**Directive**
Select the lines below containing the word "this".

-- Begin The data --

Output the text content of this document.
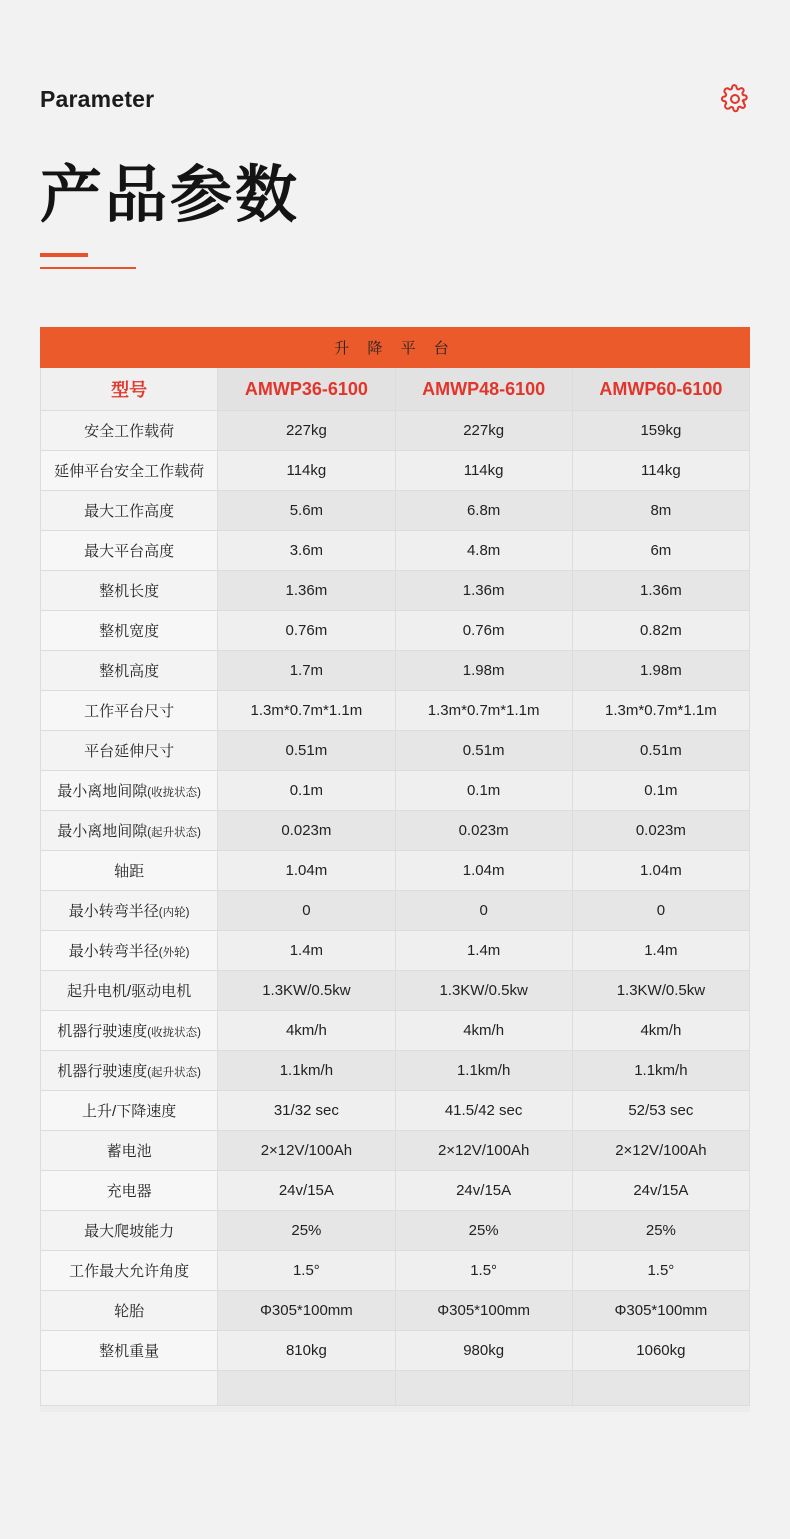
Parameter
产品参数
升 降 平 台			
型号	AMWP36-6100	AMWP48-6100	AMWP60-6100
安全工作载荷	227kg	227kg	159kg
延伸平台安全工作载荷	114kg	114kg	114kg
最大工作高度	5.6m	6.8m	8m
最大平台高度	3.6m	4.8m	6m
整机长度	1.36m	1.36m	1.36m
整机宽度	0.76m	0.76m	0.82m
整机高度	1.7m	1.98m	1.98m
工作平台尺寸	1.3m*0.7m*1.1m	1.3m*0.7m*1.1m	1.3m*0.7m*1.1m
平台延伸尺寸	0.51m	0.51m	0.51m
最小离地间隙(收拢状态)	0.1m	0.1m	0.1m
最小离地间隙(起升状态)	0.023m	0.023m	0.023m
轴距	1.04m	1.04m	1.04m
最小转弯半径(内轮)	0	0	0
最小转弯半径(外轮)	1.4m	1.4m	1.4m
起升电机/驱动电机	1.3KW/0.5kw	1.3KW/0.5kw	1.3KW/0.5kw
机器行驶速度(收拢状态)	4km/h	4km/h	4km/h
机器行驶速度(起升状态)	1.1km/h	1.1km/h	1.1km/h
上升/下降速度	31/32 sec	41.5/42 sec	52/53 sec
蓄电池	2×12V/100Ah	2×12V/100Ah	2×12V/100Ah
充电器	24v/15A	24v/15A	24v/15A
最大爬坡能力	25%	25%	25%
工作最大允许角度	1.5°	1.5°	1.5°
轮胎	Φ305*100mm	Φ305*100mm	Φ305*100mm
整机重量	810kg	980kg	1060kg
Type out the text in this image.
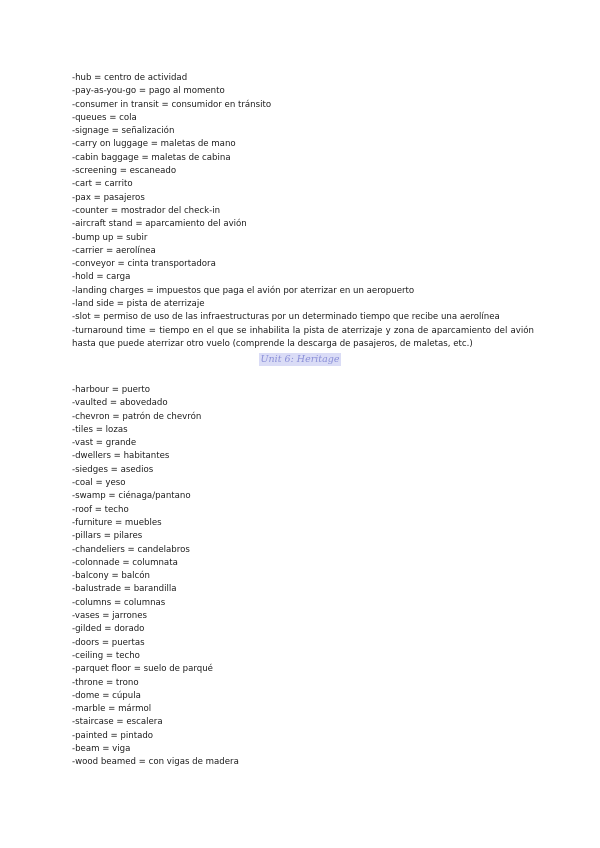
-hub = centro de actividad
-pay-as-you-go = pago al momento
-consumer in transit = consumidor en tránsito
-queues = cola
-signage = señalización
-carry on luggage = maletas de mano
-cabin baggage = maletas de cabina
-screening = escaneado
-cart = carrito
-pax = pasajeros
-counter = mostrador del check-in
-aircraft stand = aparcamiento del avión
-bump up = subir
-carrier = aerolínea
-conveyor = cinta transportadora
-hold = carga
-landing charges = impuestos que paga el avión por aterrizar en un aeropuerto
-land side = pista de aterrizaje
-slot = permiso de uso de las infraestructuras por un determinado tiempo que recibe una aerolínea
-turnaround time = tiempo en el que se inhabilita la pista de aterrizaje y zona de aparcamiento del avión hasta que puede aterrizar otro vuelo (comprende la descarga de pasajeros, de maletas, etc.)
Unit 6: Heritage
-harbour = puerto
-vaulted = abovedado
-chevron = patrón de chevrón
-tiles = lozas
-vast = grande
-dwellers = habitantes
-siedges = asedios
-coal = yeso
-swamp = ciénaga/pantano
-roof = techo
-furniture = muebles
-pillars = pilares
-chandeliers = candelabros
-colonnade = columnata
-balcony = balcón
-balustrade = barandilla
-columns = columnas
-vases = jarrones
-gilded = dorado
-doors = puertas
-ceiling = techo
-parquet floor = suelo de parqué
-throne = trono
-dome = cúpula
-marble = mármol
-staircase = escalera
-painted = pintado
-beam = viga
-wood beamed = con vigas de madera
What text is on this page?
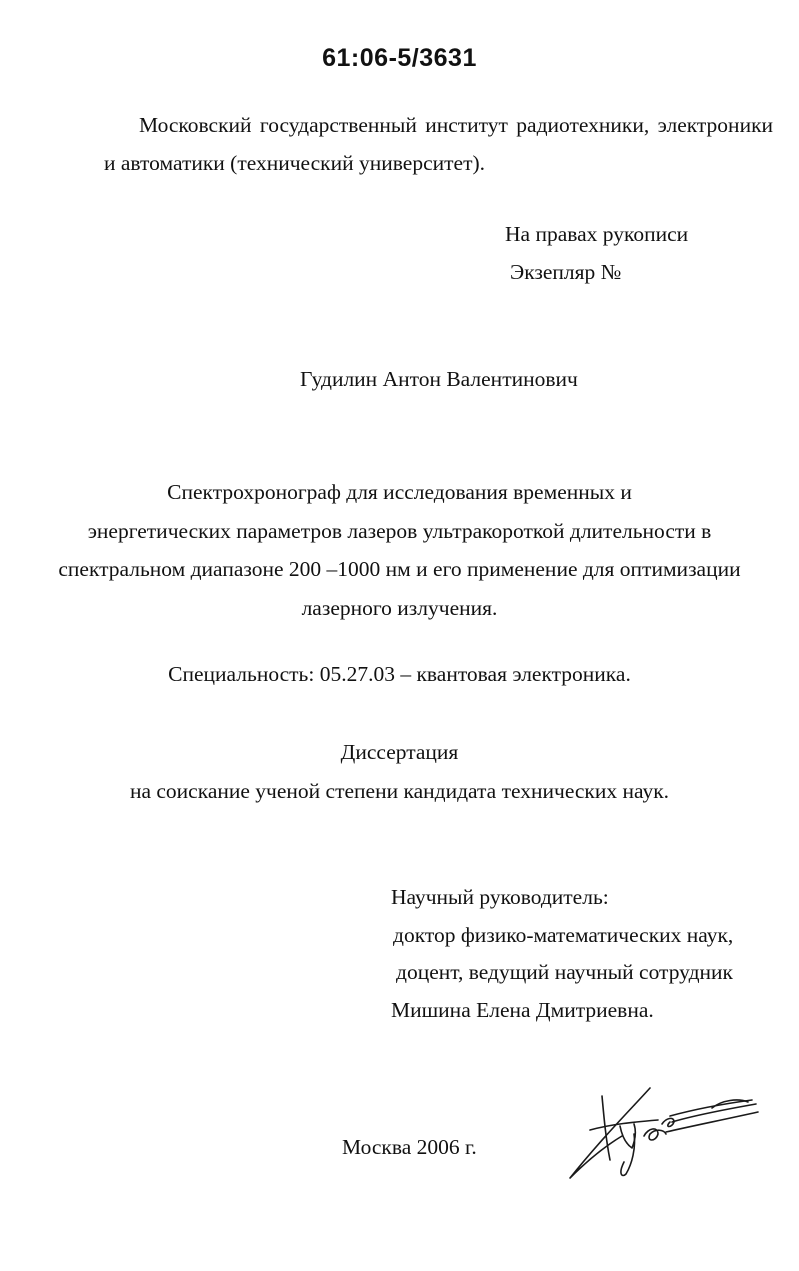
61:06-5/3631
Московский государственный институт радиотехники, электроники
и автоматики (технический университет).
На правах рукописи
Экзепляр №
Гудилин Антон Валентинович
Спектрохронограф для исследования временных и
энергетических параметров лазеров ультракороткой длительности в
спектральном диапазоне 200 –1000 нм и его применение для оптимизации
лазерного излучения.
Специальность: 05.27.03 – квантовая электроника.
Диссертация
на соискание ученой степени кандидата технических наук.
Научный руководитель:
доктор физико-математических наук,
доцент, ведущий научный сотрудник
Мишина Елена Дмитриевна.
Москва 2006 г.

-- End The data --

**Correct result**
Output the text content of this document.
Type out the text in this image.
What text is on this page?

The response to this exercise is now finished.